Give the listing again exactly, omitting its images.

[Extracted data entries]

****************************************

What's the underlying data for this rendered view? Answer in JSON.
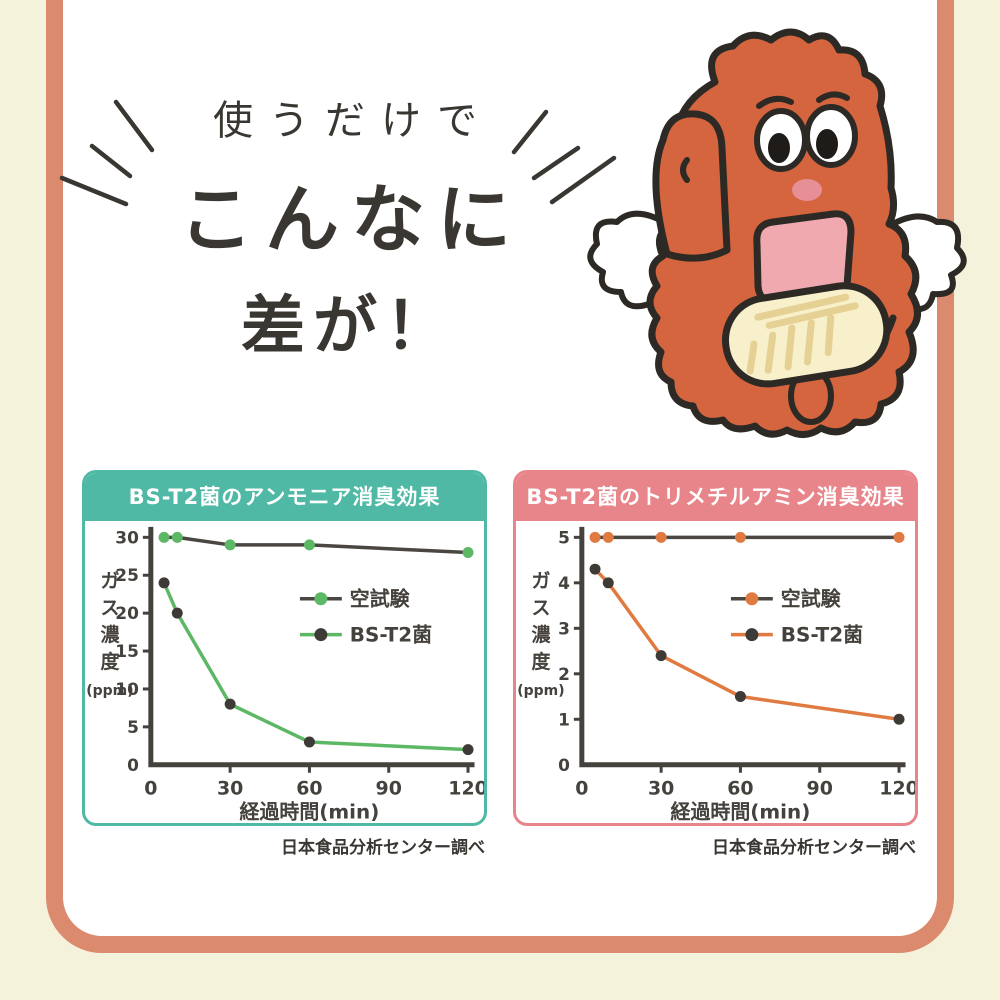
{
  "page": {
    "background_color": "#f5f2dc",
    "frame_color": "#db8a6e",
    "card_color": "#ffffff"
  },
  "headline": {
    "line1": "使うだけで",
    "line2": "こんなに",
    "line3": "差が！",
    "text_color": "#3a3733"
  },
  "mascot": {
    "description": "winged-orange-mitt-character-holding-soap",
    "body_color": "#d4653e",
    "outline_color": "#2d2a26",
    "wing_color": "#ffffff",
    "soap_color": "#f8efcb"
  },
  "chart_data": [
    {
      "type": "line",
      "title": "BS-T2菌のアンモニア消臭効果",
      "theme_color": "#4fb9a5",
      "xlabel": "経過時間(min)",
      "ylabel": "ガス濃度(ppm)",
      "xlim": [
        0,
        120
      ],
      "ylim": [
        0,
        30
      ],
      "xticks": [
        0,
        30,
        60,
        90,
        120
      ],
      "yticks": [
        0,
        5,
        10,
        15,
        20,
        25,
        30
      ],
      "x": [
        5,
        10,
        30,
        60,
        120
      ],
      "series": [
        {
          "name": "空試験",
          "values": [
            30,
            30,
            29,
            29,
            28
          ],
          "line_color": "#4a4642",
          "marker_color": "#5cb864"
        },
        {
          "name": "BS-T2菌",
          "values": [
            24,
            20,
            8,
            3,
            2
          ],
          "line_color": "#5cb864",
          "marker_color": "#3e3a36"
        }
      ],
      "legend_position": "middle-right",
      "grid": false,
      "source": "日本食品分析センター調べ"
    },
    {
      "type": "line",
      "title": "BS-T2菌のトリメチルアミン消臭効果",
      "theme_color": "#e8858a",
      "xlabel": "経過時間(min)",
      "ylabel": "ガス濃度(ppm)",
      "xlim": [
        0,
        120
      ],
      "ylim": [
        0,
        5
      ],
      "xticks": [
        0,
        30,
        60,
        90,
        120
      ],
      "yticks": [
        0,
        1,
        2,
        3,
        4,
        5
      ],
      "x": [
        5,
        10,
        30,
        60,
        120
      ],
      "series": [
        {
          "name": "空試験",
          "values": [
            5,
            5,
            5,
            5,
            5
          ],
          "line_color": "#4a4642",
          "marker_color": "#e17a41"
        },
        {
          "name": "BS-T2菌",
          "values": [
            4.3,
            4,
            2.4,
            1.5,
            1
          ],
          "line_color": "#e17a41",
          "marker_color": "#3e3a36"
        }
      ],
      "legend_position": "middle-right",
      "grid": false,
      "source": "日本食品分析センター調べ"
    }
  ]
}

****************************************

FULL SOLUTION:
What's the underlying data for this rendered view? Answer in JSON.
{
  "page": {
    "background_color": "#f5f2dc",
    "frame_color": "#db8a6e",
    "card_color": "#ffffff"
  },
  "headline": {
    "line1": "使うだけで",
    "line2": "こんなに",
    "line3": "差が！",
    "text_color": "#3a3733"
  },
  "mascot": {
    "description": "winged-orange-mitt-character-holding-soap",
    "body_color": "#d4653e",
    "outline_color": "#2d2a26",
    "wing_color": "#ffffff",
    "soap_color": "#f8efcb"
  },
  "chart_data": [
    {
      "type": "line",
      "title": "BS-T2菌のアンモニア消臭効果",
      "theme_color": "#4fb9a5",
      "xlabel": "経過時間(min)",
      "ylabel": "ガス濃度(ppm)",
      "xlim": [
        0,
        120
      ],
      "ylim": [
        0,
        30
      ],
      "xticks": [
        0,
        30,
        60,
        90,
        120
      ],
      "yticks": [
        0,
        5,
        10,
        15,
        20,
        25,
        30
      ],
      "x": [
        5,
        10,
        30,
        60,
        120
      ],
      "series": [
        {
          "name": "空試験",
          "values": [
            30,
            30,
            29,
            29,
            28
          ],
          "line_color": "#4a4642",
          "marker_color": "#5cb864"
        },
        {
          "name": "BS-T2菌",
          "values": [
            24,
            20,
            8,
            3,
            2
          ],
          "line_color": "#5cb864",
          "marker_color": "#3e3a36"
        }
      ],
      "legend_position": "middle-right",
      "grid": false,
      "source": "日本食品分析センター調べ"
    },
    {
      "type": "line",
      "title": "BS-T2菌のトリメチルアミン消臭効果",
      "theme_color": "#e8858a",
      "xlabel": "経過時間(min)",
      "ylabel": "ガス濃度(ppm)",
      "xlim": [
        0,
        120
      ],
      "ylim": [
        0,
        5
      ],
      "xticks": [
        0,
        30,
        60,
        90,
        120
      ],
      "yticks": [
        0,
        1,
        2,
        3,
        4,
        5
      ],
      "x": [
        5,
        10,
        30,
        60,
        120
      ],
      "series": [
        {
          "name": "空試験",
          "values": [
            5,
            5,
            5,
            5,
            5
          ],
          "line_color": "#4a4642",
          "marker_color": "#e17a41"
        },
        {
          "name": "BS-T2菌",
          "values": [
            4.3,
            4,
            2.4,
            1.5,
            1
          ],
          "line_color": "#e17a41",
          "marker_color": "#3e3a36"
        }
      ],
      "legend_position": "middle-right",
      "grid": false,
      "source": "日本食品分析センター調べ"
    }
  ]
}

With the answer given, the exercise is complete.